◆ Exercise directions: Give the data below again exactly as it stands. Omit the pictures.

◆ Supplied entries:

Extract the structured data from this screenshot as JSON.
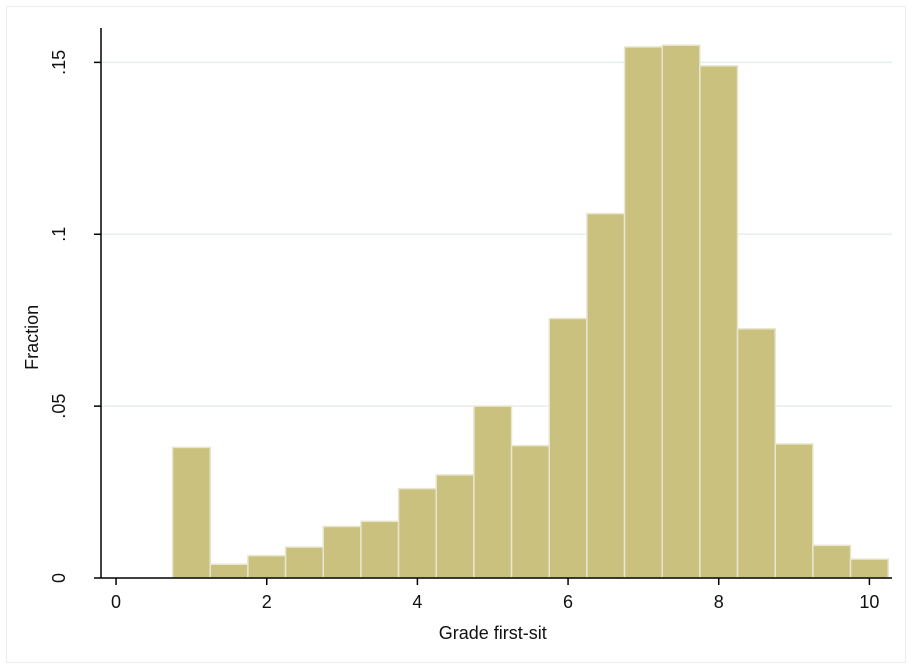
{
  "chart_data": {
    "type": "bar",
    "xlabel": "Grade first-sit",
    "ylabel": "Fraction",
    "xlim": [
      -0.2,
      10.3
    ],
    "ylim": [
      0,
      0.16
    ],
    "x_ticks": [
      0,
      2,
      4,
      6,
      8,
      10
    ],
    "x_tick_labels": [
      "0",
      "2",
      "4",
      "6",
      "8",
      "10"
    ],
    "y_ticks": [
      0,
      0.05,
      0.1,
      0.15
    ],
    "y_tick_labels": [
      "0",
      ".05",
      ".1",
      ".15"
    ],
    "grid": "horizontal",
    "bin_width": 0.5,
    "bins": [
      {
        "start": 0.75,
        "value": 0.038
      },
      {
        "start": 1.25,
        "value": 0.004
      },
      {
        "start": 1.75,
        "value": 0.0065
      },
      {
        "start": 2.25,
        "value": 0.009
      },
      {
        "start": 2.75,
        "value": 0.015
      },
      {
        "start": 3.25,
        "value": 0.0165
      },
      {
        "start": 3.75,
        "value": 0.026
      },
      {
        "start": 4.25,
        "value": 0.03
      },
      {
        "start": 4.75,
        "value": 0.05
      },
      {
        "start": 5.25,
        "value": 0.0385
      },
      {
        "start": 5.75,
        "value": 0.0755
      },
      {
        "start": 6.25,
        "value": 0.106
      },
      {
        "start": 6.75,
        "value": 0.1545
      },
      {
        "start": 7.25,
        "value": 0.155
      },
      {
        "start": 7.75,
        "value": 0.149
      },
      {
        "start": 8.25,
        "value": 0.0725
      },
      {
        "start": 8.75,
        "value": 0.039
      },
      {
        "start": 9.25,
        "value": 0.0095
      },
      {
        "start": 9.75,
        "value": 0.0055
      }
    ],
    "colors": {
      "bar_fill": "#cbc17f",
      "bar_stroke": "#e9e6cf",
      "grid": "#e6eef0",
      "axis": "#000000"
    }
  }
}
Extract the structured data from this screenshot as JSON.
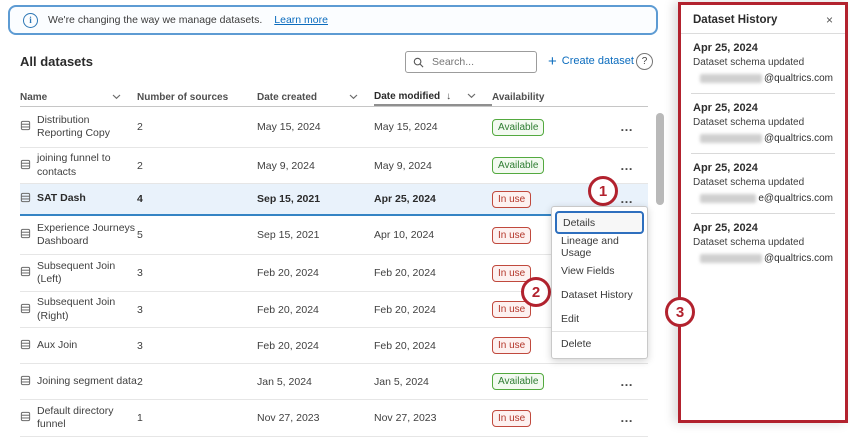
{
  "banner": {
    "message": "We're changing the way we manage datasets.",
    "link_label": "Learn more"
  },
  "toolbar": {
    "title": "All datasets",
    "search_placeholder": "Search...",
    "create_label": "Create dataset",
    "help_label": "?"
  },
  "table": {
    "columns": [
      {
        "label": "Name",
        "chevron": true,
        "sorted": false
      },
      {
        "label": "Number of sources",
        "chevron": false,
        "sorted": false
      },
      {
        "label": "Date created",
        "chevron": true,
        "sorted": false
      },
      {
        "label": "Date modified",
        "chevron": true,
        "sorted": true,
        "sort_icon": "↓"
      },
      {
        "label": "Availability",
        "chevron": false,
        "sorted": false
      }
    ],
    "rows": [
      {
        "name": "Distribution Reporting Copy",
        "sources": "2",
        "created": "May 15, 2024",
        "modified": "May 15, 2024",
        "availability": "Available",
        "status": "available",
        "selected": false
      },
      {
        "name": "joining funnel to contacts",
        "sources": "2",
        "created": "May 9, 2024",
        "modified": "May 9, 2024",
        "availability": "Available",
        "status": "available",
        "selected": false
      },
      {
        "name": "SAT Dash",
        "sources": "4",
        "created": "Sep 15, 2021",
        "modified": "Apr 25, 2024",
        "availability": "In use",
        "status": "in-use",
        "selected": true
      },
      {
        "name": "Experience Journeys Dashboard",
        "sources": "5",
        "created": "Sep 15, 2021",
        "modified": "Apr 10, 2024",
        "availability": "In use",
        "status": "in-use",
        "selected": false
      },
      {
        "name": "Subsequent Join (Left)",
        "sources": "3",
        "created": "Feb 20, 2024",
        "modified": "Feb 20, 2024",
        "availability": "In use",
        "status": "in-use",
        "selected": false
      },
      {
        "name": "Subsequent Join (Right)",
        "sources": "3",
        "created": "Feb 20, 2024",
        "modified": "Feb 20, 2024",
        "availability": "In use",
        "status": "in-use",
        "selected": false
      },
      {
        "name": "Aux Join",
        "sources": "3",
        "created": "Feb 20, 2024",
        "modified": "Feb 20, 2024",
        "availability": "In use",
        "status": "in-use",
        "selected": false
      },
      {
        "name": "Joining segment data",
        "sources": "2",
        "created": "Jan 5, 2024",
        "modified": "Jan 5, 2024",
        "availability": "Available",
        "status": "available",
        "selected": false
      },
      {
        "name": "Default directory funnel",
        "sources": "1",
        "created": "Nov 27, 2023",
        "modified": "Nov 27, 2023",
        "availability": "In use",
        "status": "in-use",
        "selected": false
      }
    ],
    "row_actions_icon": "more-options-ellipsis"
  },
  "context_menu": {
    "items": [
      {
        "label": "Details",
        "focused": true,
        "divider_above": false
      },
      {
        "label": "Lineage and Usage",
        "focused": false,
        "divider_above": false
      },
      {
        "label": "View Fields",
        "focused": false,
        "divider_above": false
      },
      {
        "label": "Dataset History",
        "focused": false,
        "divider_above": false
      },
      {
        "label": "Edit",
        "focused": false,
        "divider_above": false
      },
      {
        "label": "Delete",
        "focused": false,
        "divider_above": true
      }
    ]
  },
  "history_panel": {
    "title": "Dataset History",
    "close_label": "×",
    "entries": [
      {
        "date": "Apr 25, 2024",
        "action": "Dataset schema updated",
        "email_redacted": true,
        "email_visible": "@qualtrics.com"
      },
      {
        "date": "Apr 25, 2024",
        "action": "Dataset schema updated",
        "email_redacted": true,
        "email_visible": "@qualtrics.com"
      },
      {
        "date": "Apr 25, 2024",
        "action": "Dataset schema updated",
        "email_redacted": true,
        "email_visible": "e@qualtrics.com"
      },
      {
        "date": "Apr 25, 2024",
        "action": "Dataset schema updated",
        "email_redacted": true,
        "email_visible": "@qualtrics.com"
      }
    ]
  },
  "annotations": {
    "color": "#b2222e",
    "callouts": [
      {
        "label": "1"
      },
      {
        "label": "2"
      },
      {
        "label": "3"
      }
    ]
  },
  "colors": {
    "link_blue": "#0b6cbe",
    "banner_border_blue": "#5d9bd3",
    "selected_row_blue": "#e9f2fb",
    "selected_row_border": "#3584c4",
    "available_green": "#2e7d32",
    "in_use_red": "#b3362a",
    "annotation_red": "#b2222e",
    "focus_ring_blue": "#2e6fbe"
  }
}
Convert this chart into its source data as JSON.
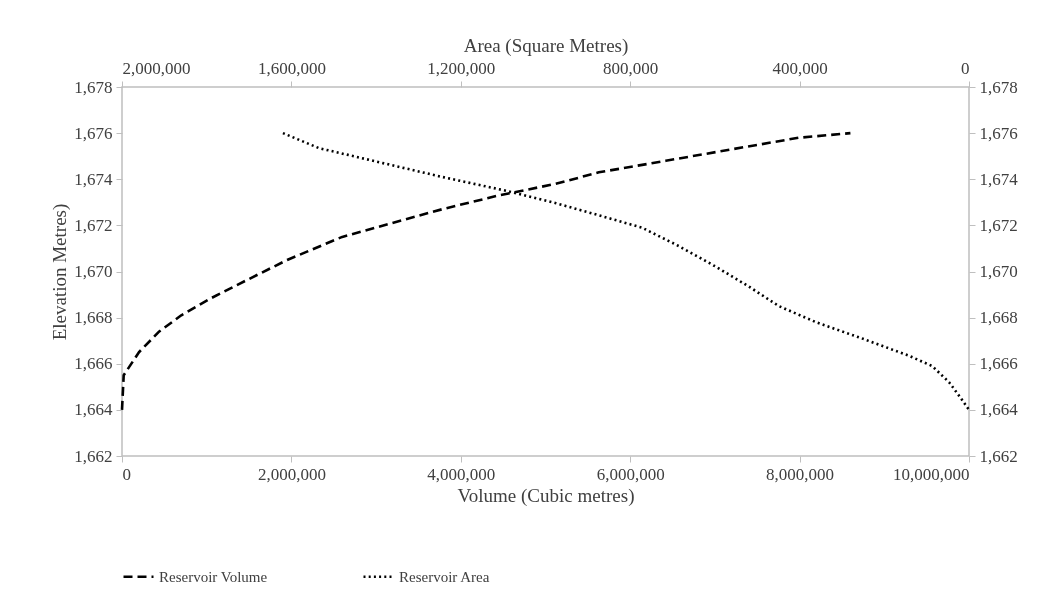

◆ Task result:
Extract the structured data from this screenshot as JSON.
{
  "chart_data": {
    "type": "bar",
    "xlabel": "Grade first-sit",
    "ylabel": "Fraction",
    "xlim": [
      -0.2,
      10.3
    ],
    "ylim": [
      0,
      0.16
    ],
    "x_ticks": [
      0,
      2,
      4,
      6,
      8,
      10
    ],
    "x_tick_labels": [
      "0",
      "2",
      "4",
      "6",
      "8",
      "10"
    ],
    "y_ticks": [
      0,
      0.05,
      0.1,
      0.15
    ],
    "y_tick_labels": [
      "0",
      ".05",
      ".1",
      ".15"
    ],
    "grid": "horizontal",
    "bin_width": 0.5,
    "bins": [
      {
        "start": 0.75,
        "value": 0.038
      },
      {
        "start": 1.25,
        "value": 0.004
      },
      {
        "start": 1.75,
        "value": 0.0065
      },
      {
        "start": 2.25,
        "value": 0.009
      },
      {
        "start": 2.75,
        "value": 0.015
      },
      {
        "start": 3.25,
        "value": 0.0165
      },
      {
        "start": 3.75,
        "value": 0.026
      },
      {
        "start": 4.25,
        "value": 0.03
      },
      {
        "start": 4.75,
        "value": 0.05
      },
      {
        "start": 5.25,
        "value": 0.0385
      },
      {
        "start": 5.75,
        "value": 0.0755
      },
      {
        "start": 6.25,
        "value": 0.106
      },
      {
        "start": 6.75,
        "value": 0.1545
      },
      {
        "start": 7.25,
        "value": 0.155
      },
      {
        "start": 7.75,
        "value": 0.149
      },
      {
        "start": 8.25,
        "value": 0.0725
      },
      {
        "start": 8.75,
        "value": 0.039
      },
      {
        "start": 9.25,
        "value": 0.0095
      },
      {
        "start": 9.75,
        "value": 0.0055
      }
    ],
    "colors": {
      "bar_fill": "#cbc17f",
      "bar_stroke": "#e9e6cf",
      "grid": "#e6eef0",
      "axis": "#000000"
    }
  }
}
Extract the structured data from this screenshot as JSON.
{
  "banner": {
    "message": "We're changing the way we manage datasets.",
    "link_label": "Learn more"
  },
  "toolbar": {
    "title": "All datasets",
    "search_placeholder": "Search...",
    "create_label": "Create dataset",
    "help_label": "?"
  },
  "table": {
    "columns": [
      {
        "label": "Name",
        "chevron": true,
        "sorted": false
      },
      {
        "label": "Number of sources",
        "chevron": false,
        "sorted": false
      },
      {
        "label": "Date created",
        "chevron": true,
        "sorted": false
      },
      {
        "label": "Date modified",
        "chevron": true,
        "sorted": true,
        "sort_icon": "↓"
      },
      {
        "label": "Availability",
        "chevron": false,
        "sorted": false
      }
    ],
    "rows": [
      {
        "name": "Distribution Reporting Copy",
        "sources": "2",
        "created": "May 15, 2024",
        "modified": "May 15, 2024",
        "availability": "Available",
        "status": "available",
        "selected": false
      },
      {
        "name": "joining funnel to contacts",
        "sources": "2",
        "created": "May 9, 2024",
        "modified": "May 9, 2024",
        "availability": "Available",
        "status": "available",
        "selected": false
      },
      {
        "name": "SAT Dash",
        "sources": "4",
        "created": "Sep 15, 2021",
        "modified": "Apr 25, 2024",
        "availability": "In use",
        "status": "in-use",
        "selected": true
      },
      {
        "name": "Experience Journeys Dashboard",
        "sources": "5",
        "created": "Sep 15, 2021",
        "modified": "Apr 10, 2024",
        "availability": "In use",
        "status": "in-use",
        "selected": false
      },
      {
        "name": "Subsequent Join (Left)",
        "sources": "3",
        "created": "Feb 20, 2024",
        "modified": "Feb 20, 2024",
        "availability": "In use",
        "status": "in-use",
        "selected": false
      },
      {
        "name": "Subsequent Join (Right)",
        "sources": "3",
        "created": "Feb 20, 2024",
        "modified": "Feb 20, 2024",
        "availability": "In use",
        "status": "in-use",
        "selected": false
      },
      {
        "name": "Aux Join",
        "sources": "3",
        "created": "Feb 20, 2024",
        "modified": "Feb 20, 2024",
        "availability": "In use",
        "status": "in-use",
        "selected": false
      },
      {
        "name": "Joining segment data",
        "sources": "2",
        "created": "Jan 5, 2024",
        "modified": "Jan 5, 2024",
        "availability": "Available",
        "status": "available",
        "selected": false
      },
      {
        "name": "Default directory funnel",
        "sources": "1",
        "created": "Nov 27, 2023",
        "modified": "Nov 27, 2023",
        "availability": "In use",
        "status": "in-use",
        "selected": false
      }
    ],
    "row_actions_icon": "more-options-ellipsis"
  },
  "context_menu": {
    "items": [
      {
        "label": "Details",
        "focused": true,
        "divider_above": false
      },
      {
        "label": "Lineage and Usage",
        "focused": false,
        "divider_above": false
      },
      {
        "label": "View Fields",
        "focused": false,
        "divider_above": false
      },
      {
        "label": "Dataset History",
        "focused": false,
        "divider_above": false
      },
      {
        "label": "Edit",
        "focused": false,
        "divider_above": false
      },
      {
        "label": "Delete",
        "focused": false,
        "divider_above": true
      }
    ]
  },
  "history_panel": {
    "title": "Dataset History",
    "close_label": "×",
    "entries": [
      {
        "date": "Apr 25, 2024",
        "action": "Dataset schema updated",
        "email_redacted": true,
        "email_visible": "@qualtrics.com"
      },
      {
        "date": "Apr 25, 2024",
        "action": "Dataset schema updated",
        "email_redacted": true,
        "email_visible": "@qualtrics.com"
      },
      {
        "date": "Apr 25, 2024",
        "action": "Dataset schema updated",
        "email_redacted": true,
        "email_visible": "e@qualtrics.com"
      },
      {
        "date": "Apr 25, 2024",
        "action": "Dataset schema updated",
        "email_redacted": true,
        "email_visible": "@qualtrics.com"
      }
    ]
  },
  "annotations": {
    "color": "#b2222e",
    "callouts": [
      {
        "label": "1"
      },
      {
        "label": "2"
      },
      {
        "label": "3"
      }
    ]
  },
  "colors": {
    "link_blue": "#0b6cbe",
    "banner_border_blue": "#5d9bd3",
    "selected_row_blue": "#e9f2fb",
    "selected_row_border": "#3584c4",
    "available_green": "#2e7d32",
    "in_use_red": "#b3362a",
    "annotation_red": "#b2222e",
    "focus_ring_blue": "#2e6fbe"
  }
}
Convert this chart into its source data as JSON.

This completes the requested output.